[Problem description]
The answer must consist of the records below, repeated exactly.

[Supplied data]

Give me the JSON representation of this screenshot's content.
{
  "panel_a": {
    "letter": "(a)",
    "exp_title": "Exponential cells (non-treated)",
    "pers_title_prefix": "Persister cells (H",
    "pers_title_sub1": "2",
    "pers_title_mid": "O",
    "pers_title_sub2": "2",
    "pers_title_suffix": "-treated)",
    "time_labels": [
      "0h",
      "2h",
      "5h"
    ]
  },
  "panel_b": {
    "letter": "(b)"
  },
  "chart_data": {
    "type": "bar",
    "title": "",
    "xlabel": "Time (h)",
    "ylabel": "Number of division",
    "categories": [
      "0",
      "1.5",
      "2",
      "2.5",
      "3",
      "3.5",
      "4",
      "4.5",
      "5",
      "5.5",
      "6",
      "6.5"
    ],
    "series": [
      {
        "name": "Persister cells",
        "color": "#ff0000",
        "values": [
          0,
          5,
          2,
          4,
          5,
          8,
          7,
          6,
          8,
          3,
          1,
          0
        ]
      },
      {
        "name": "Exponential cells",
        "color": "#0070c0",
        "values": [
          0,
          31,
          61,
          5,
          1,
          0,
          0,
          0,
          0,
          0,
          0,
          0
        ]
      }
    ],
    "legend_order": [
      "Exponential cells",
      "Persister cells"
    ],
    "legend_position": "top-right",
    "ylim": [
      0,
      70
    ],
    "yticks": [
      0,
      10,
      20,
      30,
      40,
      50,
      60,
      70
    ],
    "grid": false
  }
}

[Answer below]
Give me the JSON representation of this screenshot's content.
{
  "panel_a": {
    "letter": "(a)",
    "exp_title": "Exponential cells (non-treated)",
    "pers_title_prefix": "Persister cells (H",
    "pers_title_sub1": "2",
    "pers_title_mid": "O",
    "pers_title_sub2": "2",
    "pers_title_suffix": "-treated)",
    "time_labels": [
      "0h",
      "2h",
      "5h"
    ]
  },
  "panel_b": {
    "letter": "(b)"
  },
  "chart_data": {
    "type": "bar",
    "title": "",
    "xlabel": "Time (h)",
    "ylabel": "Number of division",
    "categories": [
      "0",
      "1.5",
      "2",
      "2.5",
      "3",
      "3.5",
      "4",
      "4.5",
      "5",
      "5.5",
      "6",
      "6.5"
    ],
    "series": [
      {
        "name": "Persister cells",
        "color": "#ff0000",
        "values": [
          0,
          5,
          2,
          4,
          5,
          8,
          7,
          6,
          8,
          3,
          1,
          0
        ]
      },
      {
        "name": "Exponential cells",
        "color": "#0070c0",
        "values": [
          0,
          31,
          61,
          5,
          1,
          0,
          0,
          0,
          0,
          0,
          0,
          0
        ]
      }
    ],
    "legend_order": [
      "Exponential cells",
      "Persister cells"
    ],
    "legend_position": "top-right",
    "ylim": [
      0,
      70
    ],
    "yticks": [
      0,
      10,
      20,
      30,
      40,
      50,
      60,
      70
    ],
    "grid": false
  }
}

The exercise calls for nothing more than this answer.